» WHAT THE TASK REQUIRES:
Extract every entry word for word. Skip the pictures.

» DATASET EXCERPTS:
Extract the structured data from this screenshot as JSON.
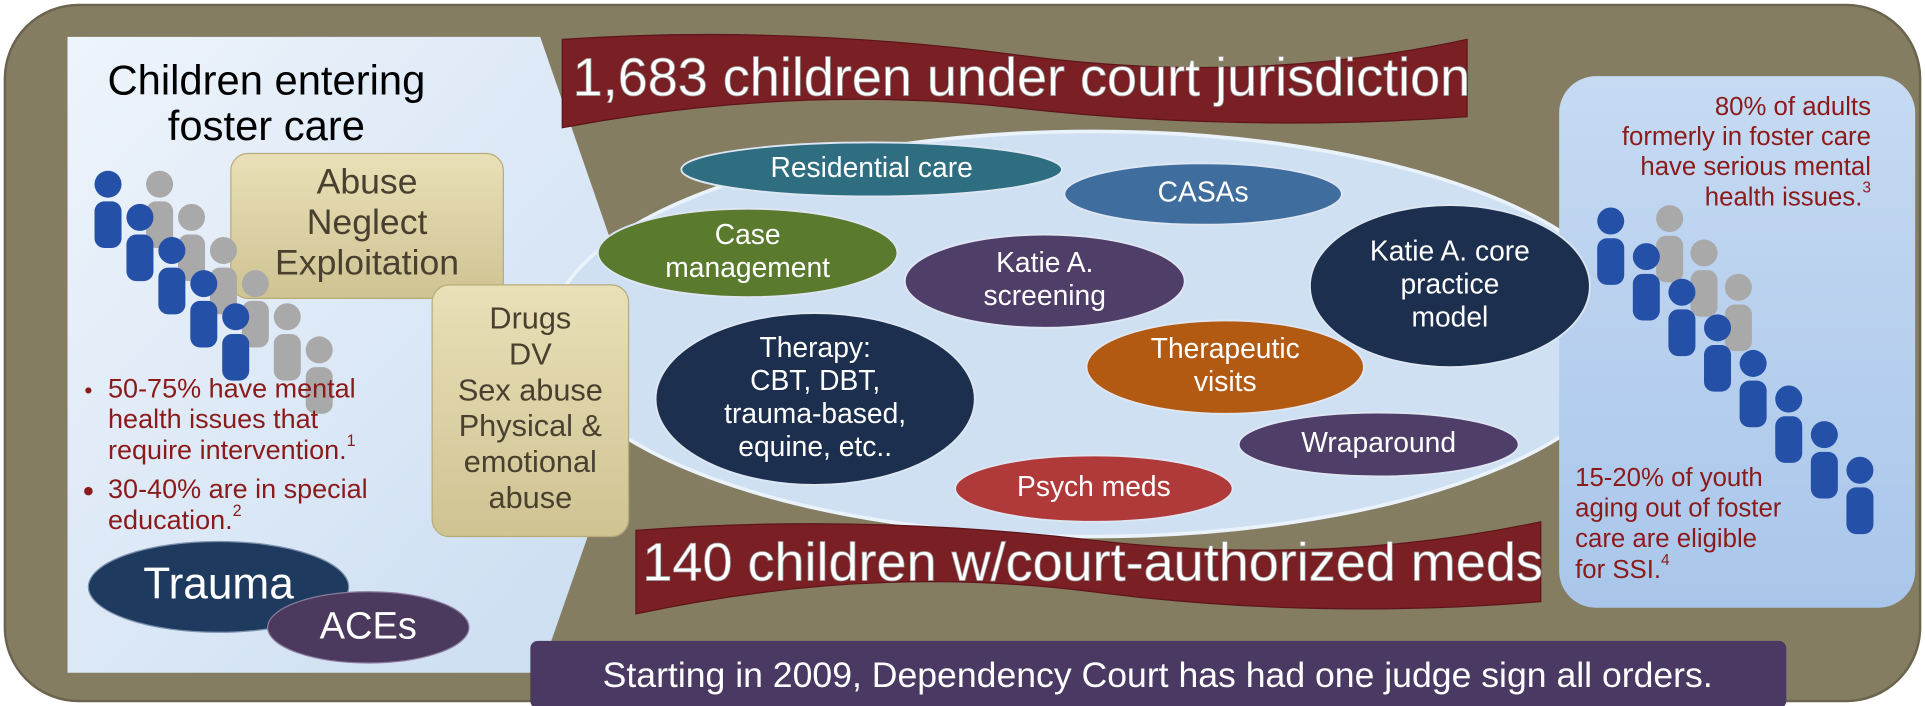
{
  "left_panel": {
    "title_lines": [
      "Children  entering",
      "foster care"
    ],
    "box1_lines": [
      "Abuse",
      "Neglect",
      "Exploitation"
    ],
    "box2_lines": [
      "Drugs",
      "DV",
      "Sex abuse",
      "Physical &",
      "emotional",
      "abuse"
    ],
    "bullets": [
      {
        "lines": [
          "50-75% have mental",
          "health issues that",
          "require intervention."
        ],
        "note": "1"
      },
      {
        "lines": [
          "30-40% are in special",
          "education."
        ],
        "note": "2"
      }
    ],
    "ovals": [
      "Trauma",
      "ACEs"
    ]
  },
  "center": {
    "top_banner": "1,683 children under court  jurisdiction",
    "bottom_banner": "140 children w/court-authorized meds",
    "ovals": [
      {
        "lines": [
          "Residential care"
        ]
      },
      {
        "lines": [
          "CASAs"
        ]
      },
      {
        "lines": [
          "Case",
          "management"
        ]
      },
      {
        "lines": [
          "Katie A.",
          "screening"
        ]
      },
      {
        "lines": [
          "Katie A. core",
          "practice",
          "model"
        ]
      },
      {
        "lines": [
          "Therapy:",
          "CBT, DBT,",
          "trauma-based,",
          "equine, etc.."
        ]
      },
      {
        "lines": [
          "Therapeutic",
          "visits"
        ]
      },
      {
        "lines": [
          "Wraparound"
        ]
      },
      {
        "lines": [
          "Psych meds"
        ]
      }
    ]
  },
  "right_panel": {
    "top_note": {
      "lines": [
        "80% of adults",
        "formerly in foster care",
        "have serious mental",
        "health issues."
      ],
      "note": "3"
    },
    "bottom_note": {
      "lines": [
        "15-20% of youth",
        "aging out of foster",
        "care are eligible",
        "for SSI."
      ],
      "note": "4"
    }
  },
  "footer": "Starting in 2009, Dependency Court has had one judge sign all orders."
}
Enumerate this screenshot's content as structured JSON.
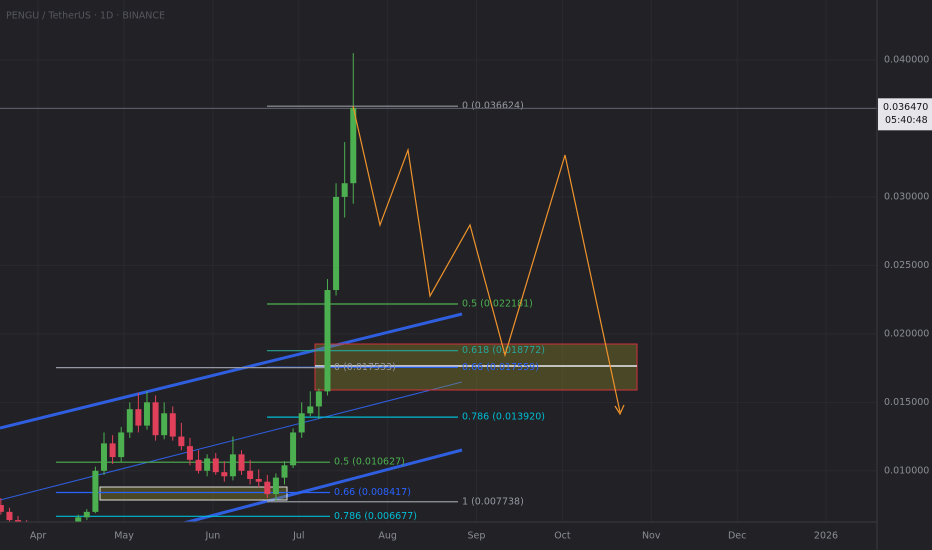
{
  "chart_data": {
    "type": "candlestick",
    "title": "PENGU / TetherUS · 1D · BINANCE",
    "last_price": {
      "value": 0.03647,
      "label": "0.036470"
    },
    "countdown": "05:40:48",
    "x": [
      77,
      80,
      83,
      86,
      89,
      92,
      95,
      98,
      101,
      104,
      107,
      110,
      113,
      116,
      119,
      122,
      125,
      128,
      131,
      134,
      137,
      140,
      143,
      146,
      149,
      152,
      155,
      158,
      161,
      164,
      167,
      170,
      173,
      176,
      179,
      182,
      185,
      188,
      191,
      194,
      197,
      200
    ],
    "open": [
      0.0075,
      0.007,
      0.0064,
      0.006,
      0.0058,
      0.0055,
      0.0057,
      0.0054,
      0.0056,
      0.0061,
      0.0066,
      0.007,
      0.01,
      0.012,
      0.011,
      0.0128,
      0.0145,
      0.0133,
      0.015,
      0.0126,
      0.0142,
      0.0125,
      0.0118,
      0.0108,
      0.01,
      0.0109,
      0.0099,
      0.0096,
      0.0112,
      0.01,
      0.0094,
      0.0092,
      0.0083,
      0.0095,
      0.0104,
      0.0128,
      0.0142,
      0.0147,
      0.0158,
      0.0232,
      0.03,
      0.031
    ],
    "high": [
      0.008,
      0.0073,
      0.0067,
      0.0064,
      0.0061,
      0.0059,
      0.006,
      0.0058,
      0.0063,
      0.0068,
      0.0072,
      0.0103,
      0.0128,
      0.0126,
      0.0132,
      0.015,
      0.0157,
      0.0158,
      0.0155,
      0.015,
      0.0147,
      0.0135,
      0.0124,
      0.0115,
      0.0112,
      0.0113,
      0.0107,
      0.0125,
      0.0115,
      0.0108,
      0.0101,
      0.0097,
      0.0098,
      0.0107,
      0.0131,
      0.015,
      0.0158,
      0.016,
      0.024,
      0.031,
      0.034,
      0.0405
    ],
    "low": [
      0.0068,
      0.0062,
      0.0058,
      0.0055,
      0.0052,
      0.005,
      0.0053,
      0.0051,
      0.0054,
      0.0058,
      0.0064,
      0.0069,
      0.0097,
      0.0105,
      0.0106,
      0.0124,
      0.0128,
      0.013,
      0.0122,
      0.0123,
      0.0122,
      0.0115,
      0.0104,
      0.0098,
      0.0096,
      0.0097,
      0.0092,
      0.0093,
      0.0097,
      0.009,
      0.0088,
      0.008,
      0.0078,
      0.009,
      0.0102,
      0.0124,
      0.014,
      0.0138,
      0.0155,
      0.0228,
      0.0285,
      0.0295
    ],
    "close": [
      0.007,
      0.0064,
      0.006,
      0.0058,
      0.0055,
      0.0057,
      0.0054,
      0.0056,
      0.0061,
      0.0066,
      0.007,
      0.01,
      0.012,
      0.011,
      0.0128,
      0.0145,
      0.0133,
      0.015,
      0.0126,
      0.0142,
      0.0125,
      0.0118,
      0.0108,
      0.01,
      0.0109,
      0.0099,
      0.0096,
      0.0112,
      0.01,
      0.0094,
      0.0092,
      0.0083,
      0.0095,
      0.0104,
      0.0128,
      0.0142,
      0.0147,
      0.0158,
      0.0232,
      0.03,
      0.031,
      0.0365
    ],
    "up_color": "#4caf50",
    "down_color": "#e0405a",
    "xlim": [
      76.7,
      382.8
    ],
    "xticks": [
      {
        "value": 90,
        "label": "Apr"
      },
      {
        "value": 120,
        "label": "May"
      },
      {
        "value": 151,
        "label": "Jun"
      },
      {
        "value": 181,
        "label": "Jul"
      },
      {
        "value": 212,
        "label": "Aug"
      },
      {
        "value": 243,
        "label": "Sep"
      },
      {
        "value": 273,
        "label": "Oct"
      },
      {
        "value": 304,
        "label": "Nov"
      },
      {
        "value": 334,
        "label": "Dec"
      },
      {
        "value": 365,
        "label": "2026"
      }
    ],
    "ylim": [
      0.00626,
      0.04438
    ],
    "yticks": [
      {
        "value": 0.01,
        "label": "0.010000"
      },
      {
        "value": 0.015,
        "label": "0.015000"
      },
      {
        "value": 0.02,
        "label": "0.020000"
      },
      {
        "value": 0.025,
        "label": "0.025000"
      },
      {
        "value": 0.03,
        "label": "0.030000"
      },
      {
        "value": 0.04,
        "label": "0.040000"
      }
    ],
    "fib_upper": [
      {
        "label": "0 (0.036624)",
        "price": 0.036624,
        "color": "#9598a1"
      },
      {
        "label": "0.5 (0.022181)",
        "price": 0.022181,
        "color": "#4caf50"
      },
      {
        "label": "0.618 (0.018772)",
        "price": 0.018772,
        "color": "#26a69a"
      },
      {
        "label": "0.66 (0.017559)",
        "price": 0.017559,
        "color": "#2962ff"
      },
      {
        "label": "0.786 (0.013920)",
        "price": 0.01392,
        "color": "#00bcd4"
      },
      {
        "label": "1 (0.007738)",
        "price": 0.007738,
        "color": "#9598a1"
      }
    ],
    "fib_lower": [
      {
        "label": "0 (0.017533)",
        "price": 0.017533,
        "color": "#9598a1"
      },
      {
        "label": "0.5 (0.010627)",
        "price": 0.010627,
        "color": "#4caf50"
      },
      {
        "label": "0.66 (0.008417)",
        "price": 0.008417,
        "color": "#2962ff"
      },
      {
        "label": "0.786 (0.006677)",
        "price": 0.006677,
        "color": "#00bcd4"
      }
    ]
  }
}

» RESPONSE TO THIS EXERCISE:
Extract the structured data from this screenshot as JSON.
{
  "left_panel": {
    "title_lines": [
      "Children  entering",
      "foster care"
    ],
    "box1_lines": [
      "Abuse",
      "Neglect",
      "Exploitation"
    ],
    "box2_lines": [
      "Drugs",
      "DV",
      "Sex abuse",
      "Physical &",
      "emotional",
      "abuse"
    ],
    "bullets": [
      {
        "lines": [
          "50-75% have mental",
          "health issues that",
          "require intervention."
        ],
        "note": "1"
      },
      {
        "lines": [
          "30-40% are in special",
          "education."
        ],
        "note": "2"
      }
    ],
    "ovals": [
      "Trauma",
      "ACEs"
    ]
  },
  "center": {
    "top_banner": "1,683 children under court  jurisdiction",
    "bottom_banner": "140 children w/court-authorized meds",
    "ovals": [
      {
        "lines": [
          "Residential care"
        ]
      },
      {
        "lines": [
          "CASAs"
        ]
      },
      {
        "lines": [
          "Case",
          "management"
        ]
      },
      {
        "lines": [
          "Katie A.",
          "screening"
        ]
      },
      {
        "lines": [
          "Katie A. core",
          "practice",
          "model"
        ]
      },
      {
        "lines": [
          "Therapy:",
          "CBT, DBT,",
          "trauma-based,",
          "equine, etc.."
        ]
      },
      {
        "lines": [
          "Therapeutic",
          "visits"
        ]
      },
      {
        "lines": [
          "Wraparound"
        ]
      },
      {
        "lines": [
          "Psych meds"
        ]
      }
    ]
  },
  "right_panel": {
    "top_note": {
      "lines": [
        "80% of adults",
        "formerly in foster care",
        "have serious mental",
        "health issues."
      ],
      "note": "3"
    },
    "bottom_note": {
      "lines": [
        "15-20% of youth",
        "aging out of foster",
        "care are eligible",
        "for SSI."
      ],
      "note": "4"
    }
  },
  "footer": "Starting in 2009, Dependency Court has had one judge sign all orders."
}
Enumerate this screenshot's content as structured JSON.
{
  "chart_data": {
    "type": "candlestick",
    "title": "PENGU / TetherUS · 1D · BINANCE",
    "last_price": {
      "value": 0.03647,
      "label": "0.036470"
    },
    "countdown": "05:40:48",
    "x": [
      77,
      80,
      83,
      86,
      89,
      92,
      95,
      98,
      101,
      104,
      107,
      110,
      113,
      116,
      119,
      122,
      125,
      128,
      131,
      134,
      137,
      140,
      143,
      146,
      149,
      152,
      155,
      158,
      161,
      164,
      167,
      170,
      173,
      176,
      179,
      182,
      185,
      188,
      191,
      194,
      197,
      200
    ],
    "open": [
      0.0075,
      0.007,
      0.0064,
      0.006,
      0.0058,
      0.0055,
      0.0057,
      0.0054,
      0.0056,
      0.0061,
      0.0066,
      0.007,
      0.01,
      0.012,
      0.011,
      0.0128,
      0.0145,
      0.0133,
      0.015,
      0.0126,
      0.0142,
      0.0125,
      0.0118,
      0.0108,
      0.01,
      0.0109,
      0.0099,
      0.0096,
      0.0112,
      0.01,
      0.0094,
      0.0092,
      0.0083,
      0.0095,
      0.0104,
      0.0128,
      0.0142,
      0.0147,
      0.0158,
      0.0232,
      0.03,
      0.031
    ],
    "high": [
      0.008,
      0.0073,
      0.0067,
      0.0064,
      0.0061,
      0.0059,
      0.006,
      0.0058,
      0.0063,
      0.0068,
      0.0072,
      0.0103,
      0.0128,
      0.0126,
      0.0132,
      0.015,
      0.0157,
      0.0158,
      0.0155,
      0.015,
      0.0147,
      0.0135,
      0.0124,
      0.0115,
      0.0112,
      0.0113,
      0.0107,
      0.0125,
      0.0115,
      0.0108,
      0.0101,
      0.0097,
      0.0098,
      0.0107,
      0.0131,
      0.015,
      0.0158,
      0.016,
      0.024,
      0.031,
      0.034,
      0.0405
    ],
    "low": [
      0.0068,
      0.0062,
      0.0058,
      0.0055,
      0.0052,
      0.005,
      0.0053,
      0.0051,
      0.0054,
      0.0058,
      0.0064,
      0.0069,
      0.0097,
      0.0105,
      0.0106,
      0.0124,
      0.0128,
      0.013,
      0.0122,
      0.0123,
      0.0122,
      0.0115,
      0.0104,
      0.0098,
      0.0096,
      0.0097,
      0.0092,
      0.0093,
      0.0097,
      0.009,
      0.0088,
      0.008,
      0.0078,
      0.009,
      0.0102,
      0.0124,
      0.014,
      0.0138,
      0.0155,
      0.0228,
      0.0285,
      0.0295
    ],
    "close": [
      0.007,
      0.0064,
      0.006,
      0.0058,
      0.0055,
      0.0057,
      0.0054,
      0.0056,
      0.0061,
      0.0066,
      0.007,
      0.01,
      0.012,
      0.011,
      0.0128,
      0.0145,
      0.0133,
      0.015,
      0.0126,
      0.0142,
      0.0125,
      0.0118,
      0.0108,
      0.01,
      0.0109,
      0.0099,
      0.0096,
      0.0112,
      0.01,
      0.0094,
      0.0092,
      0.0083,
      0.0095,
      0.0104,
      0.0128,
      0.0142,
      0.0147,
      0.0158,
      0.0232,
      0.03,
      0.031,
      0.0365
    ],
    "up_color": "#4caf50",
    "down_color": "#e0405a",
    "xlim": [
      76.7,
      382.8
    ],
    "xticks": [
      {
        "value": 90,
        "label": "Apr"
      },
      {
        "value": 120,
        "label": "May"
      },
      {
        "value": 151,
        "label": "Jun"
      },
      {
        "value": 181,
        "label": "Jul"
      },
      {
        "value": 212,
        "label": "Aug"
      },
      {
        "value": 243,
        "label": "Sep"
      },
      {
        "value": 273,
        "label": "Oct"
      },
      {
        "value": 304,
        "label": "Nov"
      },
      {
        "value": 334,
        "label": "Dec"
      },
      {
        "value": 365,
        "label": "2026"
      }
    ],
    "ylim": [
      0.00626,
      0.04438
    ],
    "yticks": [
      {
        "value": 0.01,
        "label": "0.010000"
      },
      {
        "value": 0.015,
        "label": "0.015000"
      },
      {
        "value": 0.02,
        "label": "0.020000"
      },
      {
        "value": 0.025,
        "label": "0.025000"
      },
      {
        "value": 0.03,
        "label": "0.030000"
      },
      {
        "value": 0.04,
        "label": "0.040000"
      }
    ],
    "fib_upper": [
      {
        "label": "0 (0.036624)",
        "price": 0.036624,
        "color": "#9598a1"
      },
      {
        "label": "0.5 (0.022181)",
        "price": 0.022181,
        "color": "#4caf50"
      },
      {
        "label": "0.618 (0.018772)",
        "price": 0.018772,
        "color": "#26a69a"
      },
      {
        "label": "0.66 (0.017559)",
        "price": 0.017559,
        "color": "#2962ff"
      },
      {
        "label": "0.786 (0.013920)",
        "price": 0.01392,
        "color": "#00bcd4"
      },
      {
        "label": "1 (0.007738)",
        "price": 0.007738,
        "color": "#9598a1"
      }
    ],
    "fib_lower": [
      {
        "label": "0 (0.017533)",
        "price": 0.017533,
        "color": "#9598a1"
      },
      {
        "label": "0.5 (0.010627)",
        "price": 0.010627,
        "color": "#4caf50"
      },
      {
        "label": "0.66 (0.008417)",
        "price": 0.008417,
        "color": "#2962ff"
      },
      {
        "label": "0.786 (0.006677)",
        "price": 0.006677,
        "color": "#00bcd4"
      }
    ]
  }
}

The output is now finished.